>>>
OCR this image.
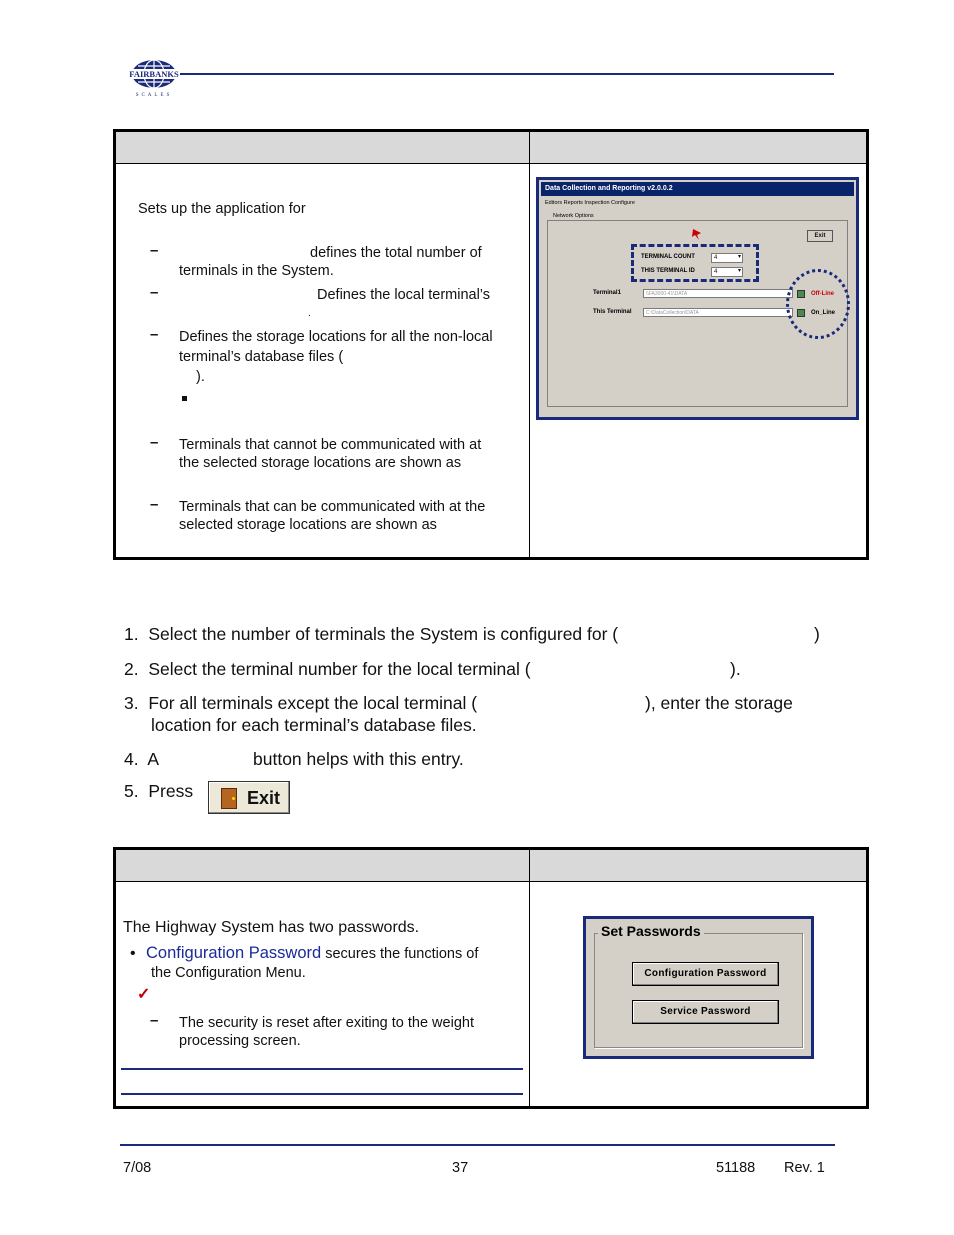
FAIRBANKS
SCALES
Sets up the application for
–	defines the total number of
terminals in the System.
–	Defines the local terminal’s
.
– Defines the storage locations for all the non-local
terminal’s database files (
).
– Terminals that cannot be communicated with at
the selected storage locations are shown as
– Terminals that can be communicated with at the
selected storage locations are shown as
Data Collection and Reporting v2.0.0.2
Editors Reports Inspection Configure
Network Options
Exit
TERMINAL COUNT	4 ▾
THIS TERMINAL ID	4 ▾
Terminal1	\\FA3000-41\DATA	Off-Line
This Terminal	C:\DataCollection\DATA	On_Line
1. Select the number of terminals the System is configured for (	)
2. Select the terminal number for the local terminal (	).
3. For all terminals except the local terminal (	), enter the storage
location for each terminal’s database files.
4. A	button helps with this entry.
5. Press	Exit
The Highway System has two passwords.
• Configuration Password secures the functions of
the Configuration Menu.
✓
– The security is reset after exiting to the weight
processing screen.
Set Passwords
Configuration Password
Service Password
7/08	37	51188 Rev. 1
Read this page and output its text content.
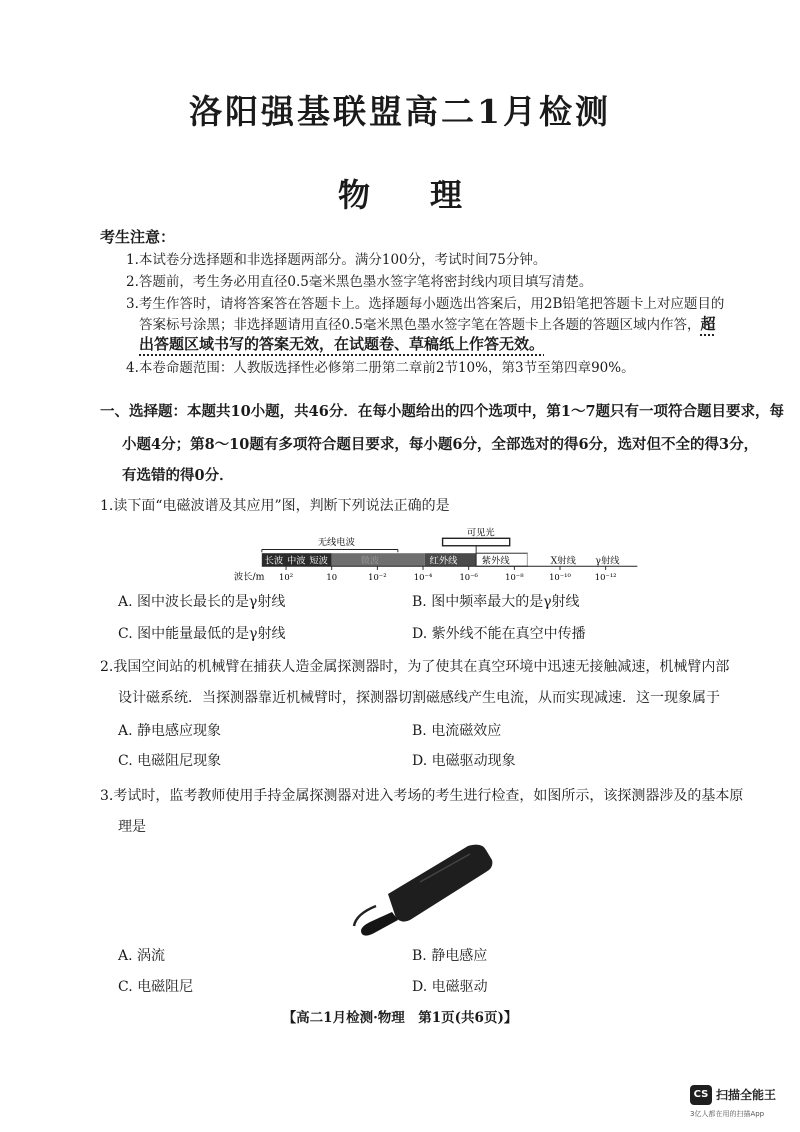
洛阳强基联盟高二1月检测
物理
考生注意：
1.本试卷分选择题和非选择题两部分。满分100分，考试时间75分钟。
2.答题前，考生务必用直径0.5毫米黑色墨水签字笔将密封线内项目填写清楚。
3.考生作答时，请将答案答在答题卡上。选择题每小题选出答案后，用2B铅笔把答题卡上对应题目的
答案标号涂黑；非选择题请用直径0.5毫米黑色墨水签字笔在答题卡上各题的答题区域内作答，超
出答题区域书写的答案无效，在试题卷、草稿纸上作答无效。
4.本卷命题范围：人教版选择性必修第二册第二章前2节10%，第3节至第四章90%。
一、选择题：本题共10小题，共46分．在每小题给出的四个选项中，第1～7题只有一项符合题目要求，每
小题4分；第8～10题有多项符合题目要求，每小题6分，全部选对的得6分，选对但不全的得3分，
有选错的得0分．
1.读下面“电磁波谱及其应用”图，判断下列说法正确的是
无线电波
可见光
长波 中波 短波	微波	红外线 紫外线	X射线 γ射线
波长/m 10²	10	10⁻²	10⁻⁴	10⁻⁶	10⁻⁸	10⁻¹⁰	10⁻¹²
A. 图中波长最长的是γ射线	B. 图中频率最大的是γ射线
C. 图中能量最低的是γ射线	D. 紫外线不能在真空中传播
2.我国空间站的机械臂在捕获人造金属探测器时，为了使其在真空环境中迅速无接触减速，机械臂内部
设计磁系统．当探测器靠近机械臂时，探测器切割磁感线产生电流，从而实现减速．这一现象属于
A. 静电感应现象	B. 电流磁效应
C. 电磁阻尼现象	D. 电磁驱动现象
3.考试时，监考教师使用手持金属探测器对进入考场的考生进行检查，如图所示，该探测器涉及的基本原
理是
A. 涡流	B. 静电感应
C. 电磁阻尼	D. 电磁驱动
【高二1月检测·物理　第1页(共6页)】
CS 扫描全能王
3亿人都在用的扫描App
<<<
### BRIEF:
Excluding the pictures, restate the records above word for word.

### OUTPUT OF THE TASK:
OCR this image.
FAIRBANKS
SCALES
Sets up the application for
–	defines the total number of
terminals in the System.
–	Defines the local terminal’s
.
– Defines the storage locations for all the non-local
terminal’s database files (
).
– Terminals that cannot be communicated with at
the selected storage locations are shown as
– Terminals that can be communicated with at the
selected storage locations are shown as
Data Collection and Reporting v2.0.0.2
Editors Reports Inspection Configure
Network Options
Exit
TERMINAL COUNT	4 ▾
THIS TERMINAL ID	4 ▾
Terminal1	\\FA3000-41\DATA	Off-Line
This Terminal	C:\DataCollection\DATA	On_Line
1. Select the number of terminals the System is configured for (	)
2. Select the terminal number for the local terminal (	).
3. For all terminals except the local terminal (	), enter the storage
location for each terminal’s database files.
4. A	button helps with this entry.
5. Press	Exit
The Highway System has two passwords.
• Configuration Password secures the functions of
the Configuration Menu.
✓
– The security is reset after exiting to the weight
processing screen.
Set Passwords
Configuration Password
Service Password
7/08	37	51188 Rev. 1
Read this page and output its text content.
洛阳强基联盟高二1月检测
物理
考生注意：
1.本试卷分选择题和非选择题两部分。满分100分，考试时间75分钟。
2.答题前，考生务必用直径0.5毫米黑色墨水签字笔将密封线内项目填写清楚。
3.考生作答时，请将答案答在答题卡上。选择题每小题选出答案后，用2B铅笔把答题卡上对应题目的
答案标号涂黑；非选择题请用直径0.5毫米黑色墨水签字笔在答题卡上各题的答题区域内作答，超
出答题区域书写的答案无效，在试题卷、草稿纸上作答无效。
4.本卷命题范围：人教版选择性必修第二册第二章前2节10%，第3节至第四章90%。
一、选择题：本题共10小题，共46分．在每小题给出的四个选项中，第1～7题只有一项符合题目要求，每
小题4分；第8～10题有多项符合题目要求，每小题6分，全部选对的得6分，选对但不全的得3分，
有选错的得0分．
1.读下面“电磁波谱及其应用”图，判断下列说法正确的是
无线电波
可见光
长波 中波 短波	微波	红外线 紫外线	X射线 γ射线
波长/m 10²	10	10⁻²	10⁻⁴	10⁻⁶	10⁻⁸	10⁻¹⁰	10⁻¹²
A. 图中波长最长的是γ射线	B. 图中频率最大的是γ射线
C. 图中能量最低的是γ射线	D. 紫外线不能在真空中传播
2.我国空间站的机械臂在捕获人造金属探测器时，为了使其在真空环境中迅速无接触减速，机械臂内部
设计磁系统．当探测器靠近机械臂时，探测器切割磁感线产生电流，从而实现减速．这一现象属于
A. 静电感应现象	B. 电流磁效应
C. 电磁阻尼现象	D. 电磁驱动现象
3.考试时，监考教师使用手持金属探测器对进入考场的考生进行检查，如图所示，该探测器涉及的基本原
理是
A. 涡流	B. 静电感应
C. 电磁阻尼	D. 电磁驱动
【高二1月检测·物理　第1页(共6页)】
CS 扫描全能王
3亿人都在用的扫描App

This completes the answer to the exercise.